*GIVEN INSTRUCTION*.
Copy out every line that contains "latín".

[Data listing]
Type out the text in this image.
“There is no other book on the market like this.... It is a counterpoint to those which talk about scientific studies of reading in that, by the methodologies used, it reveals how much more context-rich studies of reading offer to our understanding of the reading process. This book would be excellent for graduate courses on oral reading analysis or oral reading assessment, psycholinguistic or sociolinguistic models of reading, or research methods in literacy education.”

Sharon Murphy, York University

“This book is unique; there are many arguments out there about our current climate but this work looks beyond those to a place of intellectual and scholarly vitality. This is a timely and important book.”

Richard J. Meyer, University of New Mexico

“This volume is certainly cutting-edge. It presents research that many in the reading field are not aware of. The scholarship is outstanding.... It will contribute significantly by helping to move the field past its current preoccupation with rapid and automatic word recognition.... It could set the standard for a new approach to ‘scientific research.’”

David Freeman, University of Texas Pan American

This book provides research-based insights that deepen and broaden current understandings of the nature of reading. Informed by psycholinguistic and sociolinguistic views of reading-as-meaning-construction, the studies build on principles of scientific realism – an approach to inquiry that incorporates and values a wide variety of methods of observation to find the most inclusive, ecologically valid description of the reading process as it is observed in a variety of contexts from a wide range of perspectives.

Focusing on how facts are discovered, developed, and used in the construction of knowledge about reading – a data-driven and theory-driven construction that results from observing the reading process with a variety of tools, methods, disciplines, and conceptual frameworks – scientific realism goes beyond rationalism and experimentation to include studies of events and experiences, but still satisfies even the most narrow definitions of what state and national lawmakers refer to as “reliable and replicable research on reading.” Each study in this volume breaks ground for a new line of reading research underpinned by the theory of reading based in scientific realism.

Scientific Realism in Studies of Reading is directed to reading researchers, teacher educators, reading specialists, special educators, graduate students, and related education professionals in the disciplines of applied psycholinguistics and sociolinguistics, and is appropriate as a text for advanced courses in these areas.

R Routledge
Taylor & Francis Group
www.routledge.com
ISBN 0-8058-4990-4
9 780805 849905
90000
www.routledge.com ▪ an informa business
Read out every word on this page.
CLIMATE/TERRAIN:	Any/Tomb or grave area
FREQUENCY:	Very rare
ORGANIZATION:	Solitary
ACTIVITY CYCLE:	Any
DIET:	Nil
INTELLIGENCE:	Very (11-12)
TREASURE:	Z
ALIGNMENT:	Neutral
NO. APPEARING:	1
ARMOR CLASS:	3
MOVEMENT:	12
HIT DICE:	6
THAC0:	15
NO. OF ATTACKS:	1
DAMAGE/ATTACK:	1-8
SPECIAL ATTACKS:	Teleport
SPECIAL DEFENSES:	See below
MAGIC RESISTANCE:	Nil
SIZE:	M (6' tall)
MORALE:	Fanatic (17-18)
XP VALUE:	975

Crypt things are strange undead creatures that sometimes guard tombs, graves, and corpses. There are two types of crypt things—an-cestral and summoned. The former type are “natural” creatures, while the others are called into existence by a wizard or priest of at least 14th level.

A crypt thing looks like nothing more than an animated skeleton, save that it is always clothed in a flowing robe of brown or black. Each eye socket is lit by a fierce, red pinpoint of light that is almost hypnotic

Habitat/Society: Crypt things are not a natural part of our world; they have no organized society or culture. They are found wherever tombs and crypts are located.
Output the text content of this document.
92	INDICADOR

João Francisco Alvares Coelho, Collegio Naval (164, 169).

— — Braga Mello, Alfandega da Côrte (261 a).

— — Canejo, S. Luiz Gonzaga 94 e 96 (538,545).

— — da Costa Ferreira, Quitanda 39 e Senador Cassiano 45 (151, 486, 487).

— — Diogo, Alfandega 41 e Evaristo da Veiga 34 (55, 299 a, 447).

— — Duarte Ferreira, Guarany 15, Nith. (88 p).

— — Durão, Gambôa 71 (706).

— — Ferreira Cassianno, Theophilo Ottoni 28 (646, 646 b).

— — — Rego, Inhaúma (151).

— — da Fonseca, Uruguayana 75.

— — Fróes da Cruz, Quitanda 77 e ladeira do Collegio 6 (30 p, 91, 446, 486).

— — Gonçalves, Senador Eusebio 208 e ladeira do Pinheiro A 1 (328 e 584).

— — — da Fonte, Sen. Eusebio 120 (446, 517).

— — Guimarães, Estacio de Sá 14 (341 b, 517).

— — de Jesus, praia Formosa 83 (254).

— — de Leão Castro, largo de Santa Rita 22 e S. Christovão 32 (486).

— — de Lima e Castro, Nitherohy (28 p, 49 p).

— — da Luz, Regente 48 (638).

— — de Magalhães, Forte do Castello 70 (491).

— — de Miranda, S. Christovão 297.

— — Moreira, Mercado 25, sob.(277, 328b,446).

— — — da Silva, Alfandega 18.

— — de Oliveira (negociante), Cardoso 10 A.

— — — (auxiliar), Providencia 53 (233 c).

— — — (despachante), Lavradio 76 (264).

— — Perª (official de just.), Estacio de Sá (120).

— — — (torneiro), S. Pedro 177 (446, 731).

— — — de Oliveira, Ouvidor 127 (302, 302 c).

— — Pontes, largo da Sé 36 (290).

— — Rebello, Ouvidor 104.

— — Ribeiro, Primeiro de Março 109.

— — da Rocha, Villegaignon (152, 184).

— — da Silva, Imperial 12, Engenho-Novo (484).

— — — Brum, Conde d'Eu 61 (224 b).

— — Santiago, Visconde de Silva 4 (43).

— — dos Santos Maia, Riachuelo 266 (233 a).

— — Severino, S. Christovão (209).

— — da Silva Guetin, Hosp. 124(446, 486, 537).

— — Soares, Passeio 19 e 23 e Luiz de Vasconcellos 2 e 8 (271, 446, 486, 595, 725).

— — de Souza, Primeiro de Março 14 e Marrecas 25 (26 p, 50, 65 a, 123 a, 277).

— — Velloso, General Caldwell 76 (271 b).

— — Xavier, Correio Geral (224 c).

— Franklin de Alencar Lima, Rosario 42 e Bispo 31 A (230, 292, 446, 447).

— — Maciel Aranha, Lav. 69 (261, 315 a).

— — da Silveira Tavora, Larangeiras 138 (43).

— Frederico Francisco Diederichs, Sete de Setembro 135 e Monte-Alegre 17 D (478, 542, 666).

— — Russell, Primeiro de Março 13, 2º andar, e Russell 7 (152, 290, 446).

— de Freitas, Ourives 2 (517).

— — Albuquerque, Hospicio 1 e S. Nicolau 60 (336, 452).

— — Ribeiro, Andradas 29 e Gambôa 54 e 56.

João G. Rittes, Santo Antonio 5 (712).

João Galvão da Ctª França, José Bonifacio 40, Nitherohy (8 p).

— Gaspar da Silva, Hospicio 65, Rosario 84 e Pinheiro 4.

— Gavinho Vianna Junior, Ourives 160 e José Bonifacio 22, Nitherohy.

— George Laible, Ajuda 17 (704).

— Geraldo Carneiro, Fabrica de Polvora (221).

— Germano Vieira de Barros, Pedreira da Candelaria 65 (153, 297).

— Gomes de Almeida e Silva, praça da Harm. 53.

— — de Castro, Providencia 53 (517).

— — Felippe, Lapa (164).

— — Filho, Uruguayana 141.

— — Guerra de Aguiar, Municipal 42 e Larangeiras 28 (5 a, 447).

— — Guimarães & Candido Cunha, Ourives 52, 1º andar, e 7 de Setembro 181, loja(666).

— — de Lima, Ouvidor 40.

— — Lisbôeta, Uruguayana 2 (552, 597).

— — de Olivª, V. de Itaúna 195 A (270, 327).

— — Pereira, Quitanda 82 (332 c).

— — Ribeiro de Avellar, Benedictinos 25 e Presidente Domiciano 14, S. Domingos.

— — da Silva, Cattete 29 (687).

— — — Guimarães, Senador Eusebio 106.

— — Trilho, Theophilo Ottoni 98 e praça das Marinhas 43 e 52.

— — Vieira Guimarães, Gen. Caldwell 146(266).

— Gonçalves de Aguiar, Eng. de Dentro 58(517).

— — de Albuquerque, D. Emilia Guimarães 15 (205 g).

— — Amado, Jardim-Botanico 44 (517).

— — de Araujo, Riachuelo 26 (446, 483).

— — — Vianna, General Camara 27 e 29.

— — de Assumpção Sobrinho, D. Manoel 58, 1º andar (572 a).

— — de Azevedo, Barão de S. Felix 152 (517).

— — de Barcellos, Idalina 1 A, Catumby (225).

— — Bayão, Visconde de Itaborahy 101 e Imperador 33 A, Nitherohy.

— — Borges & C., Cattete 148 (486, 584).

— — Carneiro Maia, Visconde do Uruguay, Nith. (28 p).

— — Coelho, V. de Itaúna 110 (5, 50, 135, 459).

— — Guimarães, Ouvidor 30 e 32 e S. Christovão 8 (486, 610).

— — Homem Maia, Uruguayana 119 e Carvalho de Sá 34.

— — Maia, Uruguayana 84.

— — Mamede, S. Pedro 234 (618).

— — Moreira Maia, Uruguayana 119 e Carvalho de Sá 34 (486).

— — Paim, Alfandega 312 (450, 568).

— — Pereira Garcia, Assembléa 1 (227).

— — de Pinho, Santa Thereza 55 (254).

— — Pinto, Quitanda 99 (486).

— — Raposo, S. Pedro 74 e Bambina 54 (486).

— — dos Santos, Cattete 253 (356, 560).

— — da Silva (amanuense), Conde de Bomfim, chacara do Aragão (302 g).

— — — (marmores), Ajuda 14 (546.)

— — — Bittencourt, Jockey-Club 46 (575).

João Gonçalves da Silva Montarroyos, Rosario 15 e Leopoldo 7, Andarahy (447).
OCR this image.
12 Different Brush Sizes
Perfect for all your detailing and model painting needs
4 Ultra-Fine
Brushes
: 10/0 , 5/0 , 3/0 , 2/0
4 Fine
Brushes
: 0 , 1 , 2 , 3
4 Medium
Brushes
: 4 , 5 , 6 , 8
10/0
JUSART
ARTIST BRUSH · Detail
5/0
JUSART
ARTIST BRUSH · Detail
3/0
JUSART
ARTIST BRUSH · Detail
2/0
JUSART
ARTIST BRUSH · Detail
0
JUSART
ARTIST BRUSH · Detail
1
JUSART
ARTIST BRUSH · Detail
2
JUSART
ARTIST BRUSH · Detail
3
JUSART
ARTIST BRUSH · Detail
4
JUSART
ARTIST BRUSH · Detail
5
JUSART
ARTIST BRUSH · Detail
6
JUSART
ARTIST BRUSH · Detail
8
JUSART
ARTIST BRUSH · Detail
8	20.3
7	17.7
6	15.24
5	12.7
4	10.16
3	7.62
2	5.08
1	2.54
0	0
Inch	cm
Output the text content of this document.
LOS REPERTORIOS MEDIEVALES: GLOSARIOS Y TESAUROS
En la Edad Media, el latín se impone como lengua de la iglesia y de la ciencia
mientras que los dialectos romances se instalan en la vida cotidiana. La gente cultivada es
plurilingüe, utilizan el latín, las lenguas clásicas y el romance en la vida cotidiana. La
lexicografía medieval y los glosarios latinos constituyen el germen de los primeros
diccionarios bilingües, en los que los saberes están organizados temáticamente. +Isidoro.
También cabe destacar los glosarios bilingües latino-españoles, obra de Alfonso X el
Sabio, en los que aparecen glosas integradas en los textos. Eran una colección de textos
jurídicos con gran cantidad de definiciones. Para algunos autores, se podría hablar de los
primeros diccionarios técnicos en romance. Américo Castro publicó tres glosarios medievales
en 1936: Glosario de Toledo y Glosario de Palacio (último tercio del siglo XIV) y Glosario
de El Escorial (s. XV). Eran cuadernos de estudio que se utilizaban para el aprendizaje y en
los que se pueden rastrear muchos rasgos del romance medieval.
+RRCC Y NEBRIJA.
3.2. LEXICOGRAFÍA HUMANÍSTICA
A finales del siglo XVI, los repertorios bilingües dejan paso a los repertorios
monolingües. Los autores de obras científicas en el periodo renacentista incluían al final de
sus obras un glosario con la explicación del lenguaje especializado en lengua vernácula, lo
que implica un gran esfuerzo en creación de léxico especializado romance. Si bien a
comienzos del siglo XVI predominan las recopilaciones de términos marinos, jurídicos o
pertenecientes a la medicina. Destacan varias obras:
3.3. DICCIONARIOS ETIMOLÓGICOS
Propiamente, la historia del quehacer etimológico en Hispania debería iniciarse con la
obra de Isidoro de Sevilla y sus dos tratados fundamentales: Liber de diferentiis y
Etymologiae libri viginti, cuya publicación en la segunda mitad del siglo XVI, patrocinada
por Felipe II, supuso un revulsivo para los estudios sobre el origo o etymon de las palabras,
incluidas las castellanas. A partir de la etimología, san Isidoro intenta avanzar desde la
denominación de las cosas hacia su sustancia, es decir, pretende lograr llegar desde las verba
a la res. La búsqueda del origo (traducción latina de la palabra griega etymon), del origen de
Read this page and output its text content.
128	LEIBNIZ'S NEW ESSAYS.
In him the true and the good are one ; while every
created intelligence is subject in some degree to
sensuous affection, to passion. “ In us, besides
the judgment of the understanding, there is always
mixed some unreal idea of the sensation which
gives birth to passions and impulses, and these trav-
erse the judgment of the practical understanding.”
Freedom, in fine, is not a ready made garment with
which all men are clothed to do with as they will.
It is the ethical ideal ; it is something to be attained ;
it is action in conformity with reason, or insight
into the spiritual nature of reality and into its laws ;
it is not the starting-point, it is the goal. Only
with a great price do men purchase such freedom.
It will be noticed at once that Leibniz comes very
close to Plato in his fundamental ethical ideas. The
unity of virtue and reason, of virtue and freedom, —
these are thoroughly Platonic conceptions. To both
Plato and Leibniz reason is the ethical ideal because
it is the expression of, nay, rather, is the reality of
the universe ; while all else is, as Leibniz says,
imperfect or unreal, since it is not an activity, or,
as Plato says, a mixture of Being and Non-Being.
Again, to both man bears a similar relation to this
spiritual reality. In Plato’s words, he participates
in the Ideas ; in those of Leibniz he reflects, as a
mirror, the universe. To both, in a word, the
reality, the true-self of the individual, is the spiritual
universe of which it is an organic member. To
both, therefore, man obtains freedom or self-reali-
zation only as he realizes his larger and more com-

*ANSWER TO THIS TASK*.
En la Edad Media, el latín se impone como lengua de la iglesia y de la ciencia
plurilingüe, utilizan el latín, las lenguas clásicas y el romance en la vida cotidiana. La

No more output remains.